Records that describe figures

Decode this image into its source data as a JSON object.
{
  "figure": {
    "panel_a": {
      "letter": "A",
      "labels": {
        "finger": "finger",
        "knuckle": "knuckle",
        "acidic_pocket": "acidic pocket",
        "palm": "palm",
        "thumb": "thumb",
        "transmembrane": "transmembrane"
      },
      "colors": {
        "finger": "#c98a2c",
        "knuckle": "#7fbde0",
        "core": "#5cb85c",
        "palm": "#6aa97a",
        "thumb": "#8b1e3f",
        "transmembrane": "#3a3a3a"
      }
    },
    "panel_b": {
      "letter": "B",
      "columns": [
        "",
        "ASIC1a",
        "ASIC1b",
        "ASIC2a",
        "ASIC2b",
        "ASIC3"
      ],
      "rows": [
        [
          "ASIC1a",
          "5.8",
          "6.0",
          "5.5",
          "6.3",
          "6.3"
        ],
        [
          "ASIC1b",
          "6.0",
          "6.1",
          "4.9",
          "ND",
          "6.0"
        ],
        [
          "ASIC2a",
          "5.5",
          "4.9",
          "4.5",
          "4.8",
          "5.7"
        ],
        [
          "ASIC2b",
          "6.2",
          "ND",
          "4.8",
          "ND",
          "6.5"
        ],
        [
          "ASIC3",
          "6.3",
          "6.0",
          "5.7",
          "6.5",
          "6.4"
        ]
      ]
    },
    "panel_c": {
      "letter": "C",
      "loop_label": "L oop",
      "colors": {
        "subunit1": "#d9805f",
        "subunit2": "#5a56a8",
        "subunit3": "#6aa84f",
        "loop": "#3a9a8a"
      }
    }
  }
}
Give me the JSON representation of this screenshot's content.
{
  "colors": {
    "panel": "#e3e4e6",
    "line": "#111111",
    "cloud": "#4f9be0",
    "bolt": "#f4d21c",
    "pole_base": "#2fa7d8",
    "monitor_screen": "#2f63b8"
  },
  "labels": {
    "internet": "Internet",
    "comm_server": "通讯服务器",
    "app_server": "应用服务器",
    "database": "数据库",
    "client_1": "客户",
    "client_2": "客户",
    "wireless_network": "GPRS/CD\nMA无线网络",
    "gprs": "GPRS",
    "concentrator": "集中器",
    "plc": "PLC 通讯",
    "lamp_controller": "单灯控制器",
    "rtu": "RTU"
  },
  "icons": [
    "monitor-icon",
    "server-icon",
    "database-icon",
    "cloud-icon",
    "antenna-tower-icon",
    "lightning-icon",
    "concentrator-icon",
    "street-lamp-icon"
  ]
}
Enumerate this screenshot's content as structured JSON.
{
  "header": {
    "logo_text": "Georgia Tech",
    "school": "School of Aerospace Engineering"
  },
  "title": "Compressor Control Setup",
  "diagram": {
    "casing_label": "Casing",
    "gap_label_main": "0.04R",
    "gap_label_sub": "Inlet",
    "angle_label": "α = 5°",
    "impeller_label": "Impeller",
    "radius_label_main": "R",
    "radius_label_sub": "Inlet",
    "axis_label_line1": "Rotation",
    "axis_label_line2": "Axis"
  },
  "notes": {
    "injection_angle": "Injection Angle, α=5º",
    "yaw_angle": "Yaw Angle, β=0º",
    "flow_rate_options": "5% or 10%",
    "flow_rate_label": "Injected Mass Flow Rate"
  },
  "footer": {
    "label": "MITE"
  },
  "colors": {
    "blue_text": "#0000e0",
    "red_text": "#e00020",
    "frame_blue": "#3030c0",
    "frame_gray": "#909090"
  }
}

▶ Goal:
All the data must be duplicated exactly, with nothing added or removed.

▶ Output:
Decode this image into its source data as a JSON object.
{
  "figure": {
    "panel_a": {
      "letter": "A",
      "labels": {
        "finger": "finger",
        "knuckle": "knuckle",
        "acidic_pocket": "acidic pocket",
        "palm": "palm",
        "thumb": "thumb",
        "transmembrane": "transmembrane"
      },
      "colors": {
        "finger": "#c98a2c",
        "knuckle": "#7fbde0",
        "core": "#5cb85c",
        "palm": "#6aa97a",
        "thumb": "#8b1e3f",
        "transmembrane": "#3a3a3a"
      }
    },
    "panel_b": {
      "letter": "B",
      "columns": [
        "",
        "ASIC1a",
        "ASIC1b",
        "ASIC2a",
        "ASIC2b",
        "ASIC3"
      ],
      "rows": [
        [
          "ASIC1a",
          "5.8",
          "6.0",
          "5.5",
          "6.3",
          "6.3"
        ],
        [
          "ASIC1b",
          "6.0",
          "6.1",
          "4.9",
          "ND",
          "6.0"
        ],
        [
          "ASIC2a",
          "5.5",
          "4.9",
          "4.5",
          "4.8",
          "5.7"
        ],
        [
          "ASIC2b",
          "6.2",
          "ND",
          "4.8",
          "ND",
          "6.5"
        ],
        [
          "ASIC3",
          "6.3",
          "6.0",
          "5.7",
          "6.5",
          "6.4"
        ]
      ]
    },
    "panel_c": {
      "letter": "C",
      "loop_label": "L oop",
      "colors": {
        "subunit1": "#d9805f",
        "subunit2": "#5a56a8",
        "subunit3": "#6aa84f",
        "loop": "#3a9a8a"
      }
    }
  }
}
Give me the JSON representation of this screenshot's content.
{
  "colors": {
    "panel": "#e3e4e6",
    "line": "#111111",
    "cloud": "#4f9be0",
    "bolt": "#f4d21c",
    "pole_base": "#2fa7d8",
    "monitor_screen": "#2f63b8"
  },
  "labels": {
    "internet": "Internet",
    "comm_server": "通讯服务器",
    "app_server": "应用服务器",
    "database": "数据库",
    "client_1": "客户",
    "client_2": "客户",
    "wireless_network": "GPRS/CD\nMA无线网络",
    "gprs": "GPRS",
    "concentrator": "集中器",
    "plc": "PLC 通讯",
    "lamp_controller": "单灯控制器",
    "rtu": "RTU"
  },
  "icons": [
    "monitor-icon",
    "server-icon",
    "database-icon",
    "cloud-icon",
    "antenna-tower-icon",
    "lightning-icon",
    "concentrator-icon",
    "street-lamp-icon"
  ]
}
Enumerate this screenshot's content as structured JSON.
{
  "header": {
    "logo_text": "Georgia Tech",
    "school": "School of Aerospace Engineering"
  },
  "title": "Compressor Control Setup",
  "diagram": {
    "casing_label": "Casing",
    "gap_label_main": "0.04R",
    "gap_label_sub": "Inlet",
    "angle_label": "α = 5°",
    "impeller_label": "Impeller",
    "radius_label_main": "R",
    "radius_label_sub": "Inlet",
    "axis_label_line1": "Rotation",
    "axis_label_line2": "Axis"
  },
  "notes": {
    "injection_angle": "Injection Angle, α=5º",
    "yaw_angle": "Yaw Angle, β=0º",
    "flow_rate_options": "5% or 10%",
    "flow_rate_label": "Injected Mass Flow Rate"
  },
  "footer": {
    "label": "MITE"
  },
  "colors": {
    "blue_text": "#0000e0",
    "red_text": "#e00020",
    "frame_blue": "#3030c0",
    "frame_gray": "#909090"
  }
}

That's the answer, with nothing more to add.